[Data excerpts]
*-*-*

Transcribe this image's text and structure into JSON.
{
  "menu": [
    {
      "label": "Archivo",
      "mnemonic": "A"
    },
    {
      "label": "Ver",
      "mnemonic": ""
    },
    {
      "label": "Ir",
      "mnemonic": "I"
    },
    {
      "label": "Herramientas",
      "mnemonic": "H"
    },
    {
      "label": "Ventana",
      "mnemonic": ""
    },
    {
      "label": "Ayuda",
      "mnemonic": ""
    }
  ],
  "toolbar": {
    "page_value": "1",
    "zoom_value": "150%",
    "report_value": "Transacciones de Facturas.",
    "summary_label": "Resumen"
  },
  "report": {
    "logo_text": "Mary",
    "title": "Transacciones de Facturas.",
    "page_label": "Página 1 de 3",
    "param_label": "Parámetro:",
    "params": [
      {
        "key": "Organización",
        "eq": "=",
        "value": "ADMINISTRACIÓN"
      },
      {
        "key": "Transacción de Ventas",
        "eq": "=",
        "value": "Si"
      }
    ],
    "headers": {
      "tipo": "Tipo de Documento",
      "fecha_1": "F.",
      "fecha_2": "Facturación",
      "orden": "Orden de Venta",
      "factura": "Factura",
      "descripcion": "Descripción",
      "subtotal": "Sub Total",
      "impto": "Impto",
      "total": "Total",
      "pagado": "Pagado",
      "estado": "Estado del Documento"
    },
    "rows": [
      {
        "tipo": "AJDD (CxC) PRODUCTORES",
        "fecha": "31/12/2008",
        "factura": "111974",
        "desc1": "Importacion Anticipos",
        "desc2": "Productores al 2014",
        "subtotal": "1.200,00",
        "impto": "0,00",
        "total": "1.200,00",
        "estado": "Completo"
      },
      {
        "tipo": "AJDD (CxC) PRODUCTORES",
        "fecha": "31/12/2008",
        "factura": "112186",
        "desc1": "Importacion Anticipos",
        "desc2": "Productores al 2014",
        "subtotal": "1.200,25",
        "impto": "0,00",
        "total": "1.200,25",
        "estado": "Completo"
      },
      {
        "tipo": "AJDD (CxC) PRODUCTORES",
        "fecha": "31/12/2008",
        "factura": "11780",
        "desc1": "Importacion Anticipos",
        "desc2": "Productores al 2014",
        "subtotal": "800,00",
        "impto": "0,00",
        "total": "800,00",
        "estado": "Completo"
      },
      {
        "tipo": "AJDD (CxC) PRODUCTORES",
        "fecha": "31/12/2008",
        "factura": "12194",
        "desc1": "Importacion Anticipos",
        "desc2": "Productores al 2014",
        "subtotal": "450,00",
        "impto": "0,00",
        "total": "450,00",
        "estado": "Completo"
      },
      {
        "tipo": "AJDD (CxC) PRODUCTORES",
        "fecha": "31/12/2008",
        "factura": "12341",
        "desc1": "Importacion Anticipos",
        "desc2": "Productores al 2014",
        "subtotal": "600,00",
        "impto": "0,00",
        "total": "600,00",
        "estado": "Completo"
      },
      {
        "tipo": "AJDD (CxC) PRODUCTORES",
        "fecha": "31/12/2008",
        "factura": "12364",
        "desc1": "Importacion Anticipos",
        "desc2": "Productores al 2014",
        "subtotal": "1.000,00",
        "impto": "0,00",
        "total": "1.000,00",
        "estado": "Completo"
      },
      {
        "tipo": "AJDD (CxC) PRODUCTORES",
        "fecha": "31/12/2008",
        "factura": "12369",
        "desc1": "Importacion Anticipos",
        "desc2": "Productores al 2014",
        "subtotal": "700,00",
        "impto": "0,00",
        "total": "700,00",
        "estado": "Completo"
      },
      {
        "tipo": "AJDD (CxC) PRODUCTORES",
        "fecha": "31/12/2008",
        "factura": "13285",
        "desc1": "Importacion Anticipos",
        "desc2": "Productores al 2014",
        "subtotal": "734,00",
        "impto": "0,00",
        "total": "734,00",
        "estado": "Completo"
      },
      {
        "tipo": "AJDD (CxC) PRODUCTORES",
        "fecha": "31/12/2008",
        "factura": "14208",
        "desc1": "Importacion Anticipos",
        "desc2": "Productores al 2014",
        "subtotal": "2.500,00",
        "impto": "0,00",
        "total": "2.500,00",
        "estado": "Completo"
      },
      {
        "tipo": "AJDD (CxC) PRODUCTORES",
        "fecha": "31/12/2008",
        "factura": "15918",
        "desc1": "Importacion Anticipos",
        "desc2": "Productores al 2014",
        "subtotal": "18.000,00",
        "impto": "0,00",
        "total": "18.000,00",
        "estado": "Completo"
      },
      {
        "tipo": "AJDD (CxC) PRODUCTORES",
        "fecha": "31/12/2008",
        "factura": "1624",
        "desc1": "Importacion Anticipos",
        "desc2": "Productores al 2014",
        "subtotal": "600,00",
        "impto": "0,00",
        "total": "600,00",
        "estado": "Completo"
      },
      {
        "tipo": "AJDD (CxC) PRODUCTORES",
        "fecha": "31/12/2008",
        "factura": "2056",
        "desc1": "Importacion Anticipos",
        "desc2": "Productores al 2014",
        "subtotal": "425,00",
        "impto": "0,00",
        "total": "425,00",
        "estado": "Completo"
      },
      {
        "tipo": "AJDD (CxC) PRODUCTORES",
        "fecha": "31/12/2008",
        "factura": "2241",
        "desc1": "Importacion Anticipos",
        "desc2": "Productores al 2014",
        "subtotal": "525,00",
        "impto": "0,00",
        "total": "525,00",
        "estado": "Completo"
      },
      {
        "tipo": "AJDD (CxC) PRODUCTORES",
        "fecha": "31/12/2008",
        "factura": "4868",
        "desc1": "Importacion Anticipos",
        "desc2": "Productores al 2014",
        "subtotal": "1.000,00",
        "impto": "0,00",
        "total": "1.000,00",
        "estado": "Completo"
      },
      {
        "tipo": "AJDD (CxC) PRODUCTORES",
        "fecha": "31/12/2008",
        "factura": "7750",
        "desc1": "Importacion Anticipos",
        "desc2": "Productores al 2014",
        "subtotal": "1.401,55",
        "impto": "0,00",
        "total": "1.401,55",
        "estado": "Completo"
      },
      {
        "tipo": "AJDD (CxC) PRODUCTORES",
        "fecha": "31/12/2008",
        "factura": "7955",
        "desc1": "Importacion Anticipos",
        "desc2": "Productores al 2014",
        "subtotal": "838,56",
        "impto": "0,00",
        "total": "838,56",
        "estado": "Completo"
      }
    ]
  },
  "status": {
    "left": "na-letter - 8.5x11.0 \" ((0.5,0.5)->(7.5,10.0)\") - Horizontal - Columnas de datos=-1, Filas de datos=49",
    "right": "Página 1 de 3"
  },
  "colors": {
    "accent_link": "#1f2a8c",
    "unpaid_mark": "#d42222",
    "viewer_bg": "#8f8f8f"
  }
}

*-*-*

Work required: From the records above, copy every line that holds the word "Página".

Finished task:
    "page_label": "Página 1 de 3",
    "right": "Página 1 de 3"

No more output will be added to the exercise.